▶ _Stated exercise A_:
According to the letter about the Critical Theory of Religion and Society, for how many years did the writer teach and conduct research?
▶ _Stated exercise B_:
Name every university or inter-university institution mentioned in the letter about the Critical Theory of Religion and Society.
▶ _Stated exercise C_:
Write the next portion of the letter about the Critical Theory of Religion and Society, beginning after its final sentence.

Dear Friends:
I have just retired as Professor Emeritus of Comparative Religion from 64 years of teaching and research in Germany, Europe and America. During this time I developed with my friends in Germany, Europe and America our "Critical Theory of Religion and Society (CTRS)".
Through the years the CTRS has found expression in over 30 books and over 400 articles of mine, not to speak of books and articles written by my students and friends, as well as in the foundation and direction of a Center for Humanistic Future Studies at Western Michigan University, and of an international course on the "Future of Religion" in the Inter-University Centre at Dubrovnik, Republic of Croatia, and of an international sister course on "Religion in Civil Society" with the Universities of Simferopol and Sebastopol in the Republic of Crimea.
It has been and will continue to be the purpose of the CTRS, to help to reconcile the modern antagonism between the religious and the secular, and thus the consequent conflicts on the religious side between believers who stress revelation, and believers who are also open toward the modern enlightenment movements, and on the secular side between enlightened people, who promote total secularization and the end of religion, and those who are also still open for progressive religious ideas and values and want to translate them into the modern and post-modern discourse of the expert cultures, and beyond that into the life world in modern systems of human condition and action systems, characterized by communicative praxis, mediated by ethical and socio-ethical norms, and into the economic subsystems, determined by instrumental action mediated by money, and into the political subsystems, also characterized by instrumental action, but mediated by power.

Saved entries
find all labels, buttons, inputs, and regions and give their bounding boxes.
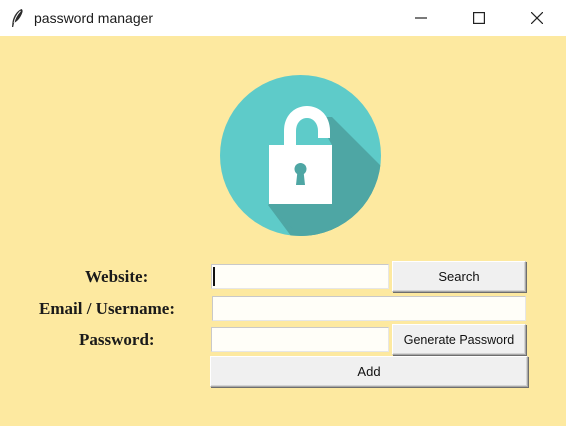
unlocked-padlock-icon xyxy=(220,75,381,236)
email-username-input[interactable] xyxy=(212,296,526,321)
website-label: Website: xyxy=(85,267,149,286)
minimize-button[interactable] xyxy=(398,0,444,36)
maximize-icon xyxy=(473,12,485,24)
close-button[interactable] xyxy=(514,0,560,36)
maximize-button[interactable] xyxy=(456,0,502,36)
website-input[interactable] xyxy=(211,264,389,289)
minimize-icon xyxy=(415,17,427,19)
app-window: password manager Website: Search Email /… xyxy=(0,0,566,426)
password-input[interactable] xyxy=(211,327,389,352)
feather-icon xyxy=(9,8,25,28)
close-icon xyxy=(531,12,543,24)
search-button[interactable]: Search xyxy=(392,261,526,292)
password-label: Password: xyxy=(79,330,155,349)
generate-password-button[interactable]: Generate Password xyxy=(392,324,526,355)
title-bar[interactable]: password manager xyxy=(0,0,566,36)
window-title: password manager xyxy=(34,10,154,26)
add-button[interactable]: Add xyxy=(210,356,528,387)
text-cursor xyxy=(213,267,215,286)
email-username-label: Email / Username: xyxy=(39,299,175,318)
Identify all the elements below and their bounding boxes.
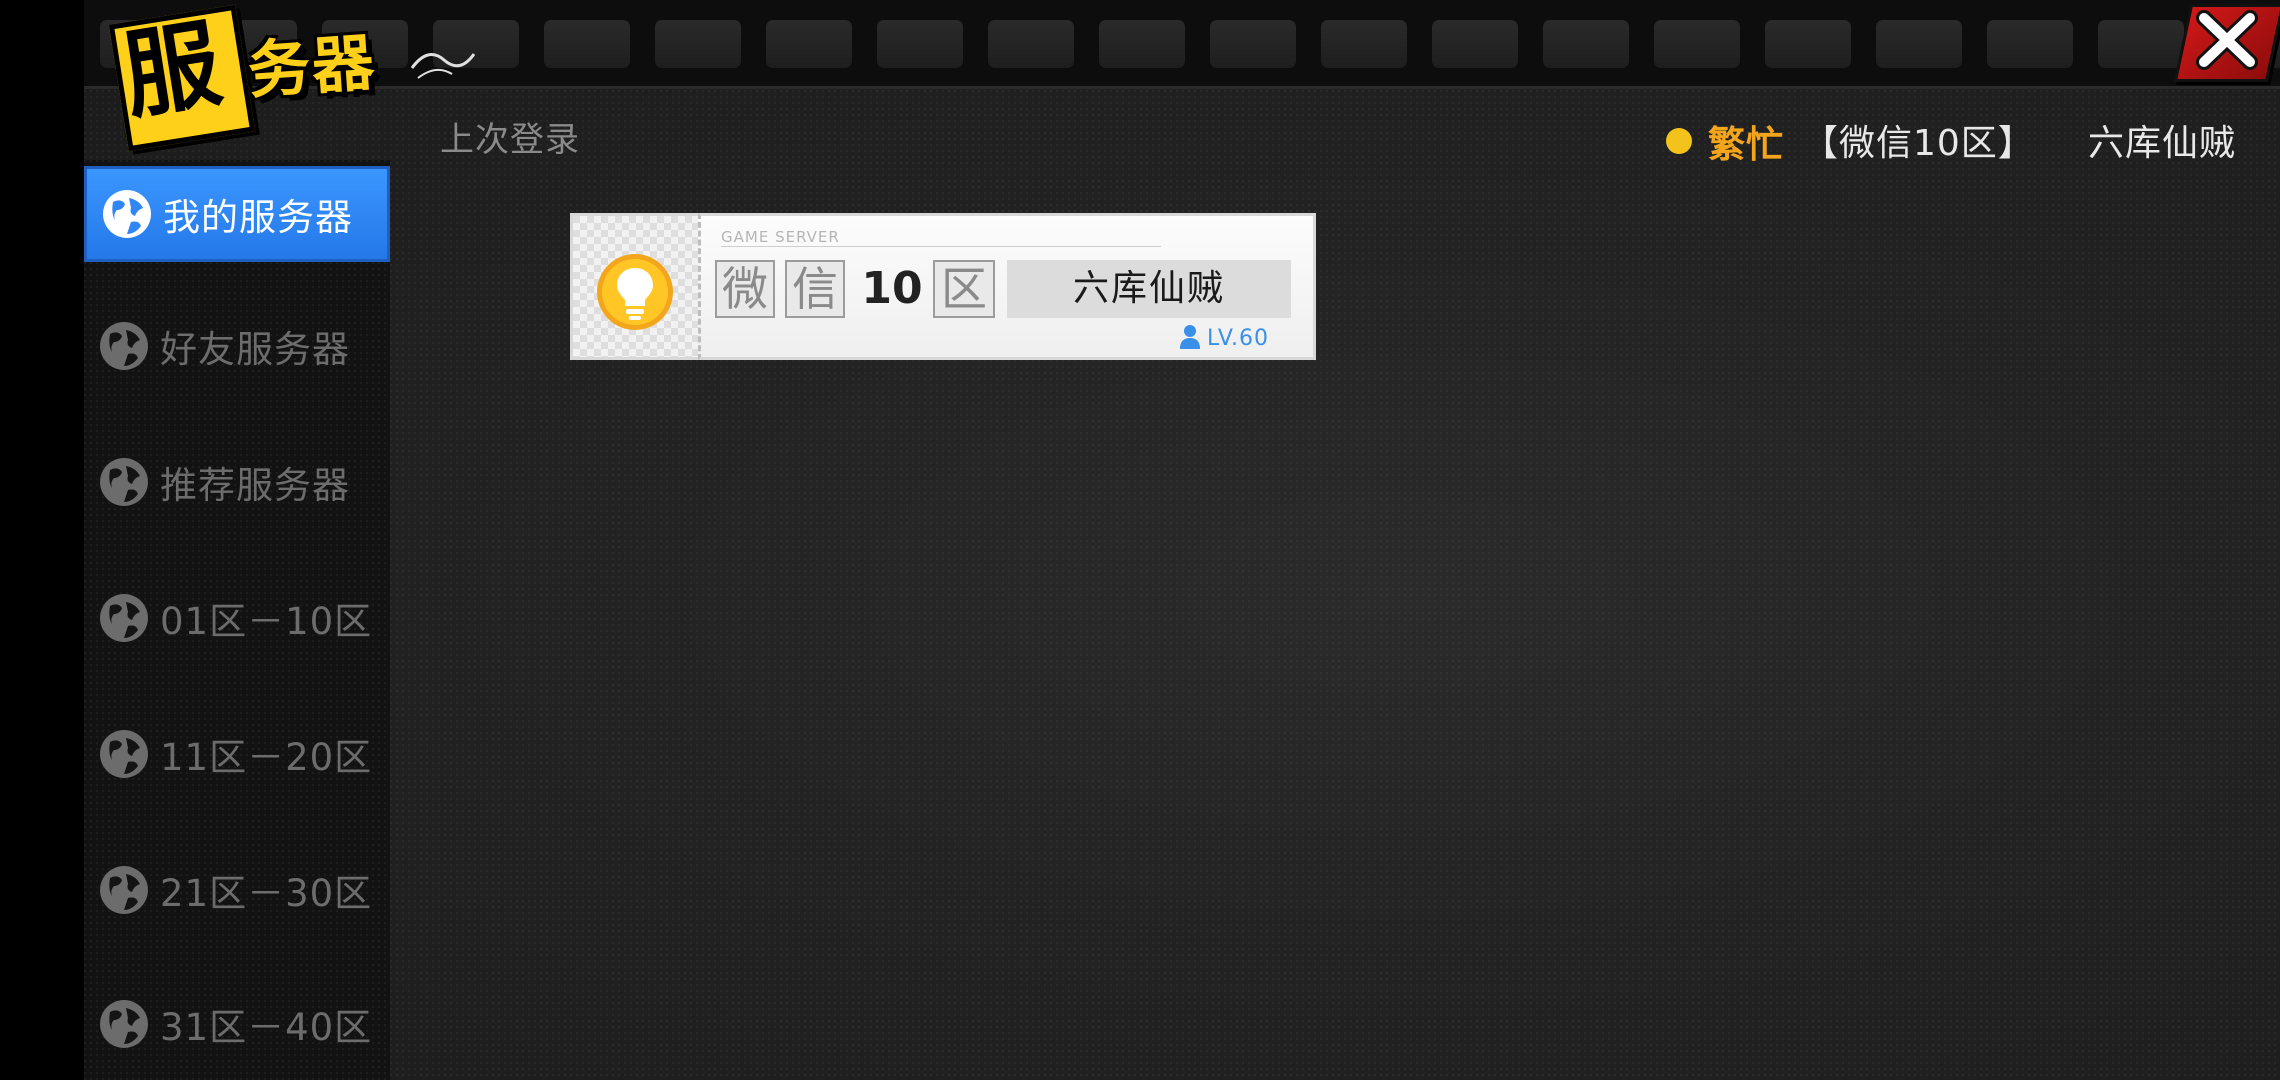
sidebar-item-label: 21区－30区 <box>160 872 373 915</box>
sidebar-item-label: 推荐服务器 <box>160 464 350 507</box>
film-strip-slot <box>1987 20 2073 68</box>
server-card-tag: GAME SERVER <box>721 228 840 246</box>
sidebar-item-label: 11区－20区 <box>160 736 373 779</box>
server-card-body: GAME SERVER 微 信 10 区 六库仙贼 LV.60 <box>698 213 1316 360</box>
server-status-dot-icon <box>1666 128 1692 154</box>
globe-icon <box>100 594 148 642</box>
film-strip-slot <box>1543 20 1629 68</box>
film-strip-slot <box>1765 20 1851 68</box>
server-card-stub <box>570 213 698 360</box>
film-strip-slot <box>1654 20 1740 68</box>
player-level: LV.60 <box>1207 326 1270 351</box>
sidebar-item-label: 31区－40区 <box>160 1006 373 1049</box>
last-login-player-name: 六库仙贼 <box>2088 123 2237 164</box>
person-icon <box>1180 325 1200 349</box>
lightbulb-icon <box>597 254 673 330</box>
film-strip-slot <box>1876 20 1962 68</box>
film-strip-slot <box>988 20 1074 68</box>
globe-icon <box>100 730 148 778</box>
globe-icon <box>100 458 148 506</box>
server-select-screen: 服 务器 我的服务器 好友服务器 推荐服务器 01区－10区 11区－20区 2… <box>0 0 2280 1080</box>
sidebar-item-friend-servers[interactable]: 好友服务器 <box>84 298 390 394</box>
scribble-decoration-icon <box>410 53 476 79</box>
sidebar-item-label: 我的服务器 <box>163 196 353 239</box>
film-strip-slot <box>1321 20 1407 68</box>
film-strip-slot <box>1210 20 1296 68</box>
film-strip-slot <box>544 20 630 68</box>
sidebar-item-label: 01区－10区 <box>160 600 373 643</box>
server-category-sidebar: 我的服务器 好友服务器 推荐服务器 01区－10区 11区－20区 21区－30… <box>84 160 390 1080</box>
sidebar-item-zone-21-30[interactable]: 21区－30区 <box>84 842 390 938</box>
film-strip-slot <box>877 20 963 68</box>
last-login-server-name: 【微信10区】 <box>1802 123 2035 164</box>
film-strip-slot <box>766 20 852 68</box>
sidebar-item-zone-11-20[interactable]: 11区－20区 <box>84 706 390 802</box>
globe-icon <box>100 866 148 914</box>
close-icon <box>2196 10 2258 70</box>
sidebar-item-zone-01-10[interactable]: 01区－10区 <box>84 570 390 666</box>
last-login-label: 上次登录 <box>440 120 580 160</box>
title-text-rest: 务器 <box>245 25 379 108</box>
globe-icon <box>100 322 148 370</box>
page-title-logo: 服 务器 <box>108 4 476 152</box>
sidebar-item-my-servers[interactable]: 我的服务器 <box>84 166 390 262</box>
server-status-text: 繁忙 <box>1708 123 1784 166</box>
globe-icon <box>100 1000 148 1048</box>
server-card-player-name: 六库仙贼 <box>1007 260 1291 318</box>
zone-name-char: 区 <box>933 260 995 318</box>
film-strip-slot <box>1099 20 1185 68</box>
sidebar-item-zone-31-40[interactable]: 31区－40区 <box>84 976 390 1072</box>
sidebar-item-recommended-servers[interactable]: 推荐服务器 <box>84 434 390 530</box>
zone-name-char: 微 <box>715 260 775 318</box>
globe-icon <box>103 190 151 238</box>
film-strip-slot <box>1432 20 1518 68</box>
zone-name-char: 信 <box>785 260 845 318</box>
title-char-first: 服 <box>115 7 229 133</box>
sidebar-item-label: 好友服务器 <box>160 328 350 371</box>
zone-number: 10 <box>861 263 923 314</box>
server-card-tag-line <box>721 246 1161 247</box>
film-strip-slot <box>655 20 741 68</box>
close-button[interactable] <box>2168 0 2280 86</box>
server-card[interactable]: GAME SERVER 微 信 10 区 六库仙贼 LV.60 <box>570 213 1316 360</box>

▶ _Task result A_:
64 years.

▶ _Task result B_:
Western Michigan University; the Inter-University Centre at Dubrovnik; the University of Simferopol; the University of Sebastopol

▶ _Task result C_:
In the CTRS as discourse, understood as future-oriented remembrance of human suffering with the practical intent to diminish it, believers and non-believers meet in order to help to resolve the ongoing more or less bloody culture wars. This discourse must continually be kept open and be prevented from being closed fundamentallstically, or naturalistically and positivistically.
The CTRS is practical in that it works for peace among religions and nations. There is no peace among nations without peace among religions. There is no peace among religions without dialogue between the religions. There is no discourse among the religions without foundational research in the religions and in the nations. The CTRS understands itself as such research process with the practical intent of reconciliation.
You can find out about all the work connected with the CTRS on my website. http://www.rudolfjsiebert,org/
In November 2019, Western Michigan University will perform a Conference on the Critical Theory of Religion and Society (CTRS) at the occasion of my retirement after 54 years of teaching and research at Western Michigan University. WMU would also like to establish a Chair and Humanistic Research Center for the Critical Theory of Religion and Society, in order to promote the CTRS further into the future, for generations to come.
Here we need your help! We are looking for individuals, institutions, foundations, corporations, etc., in America and Europe, who would be interested and able to help us fund such a CTRS Chair and Humanistic Research Center for Religion and Society at Western Michigan University.
In Europe, Germany is particularly important for us, since the CTRS has originally been derived from the Critical Theory of Society of the Institute for Social Research at the Johann Wolfgang Goethe University in Frankfurt a.M., before it became global.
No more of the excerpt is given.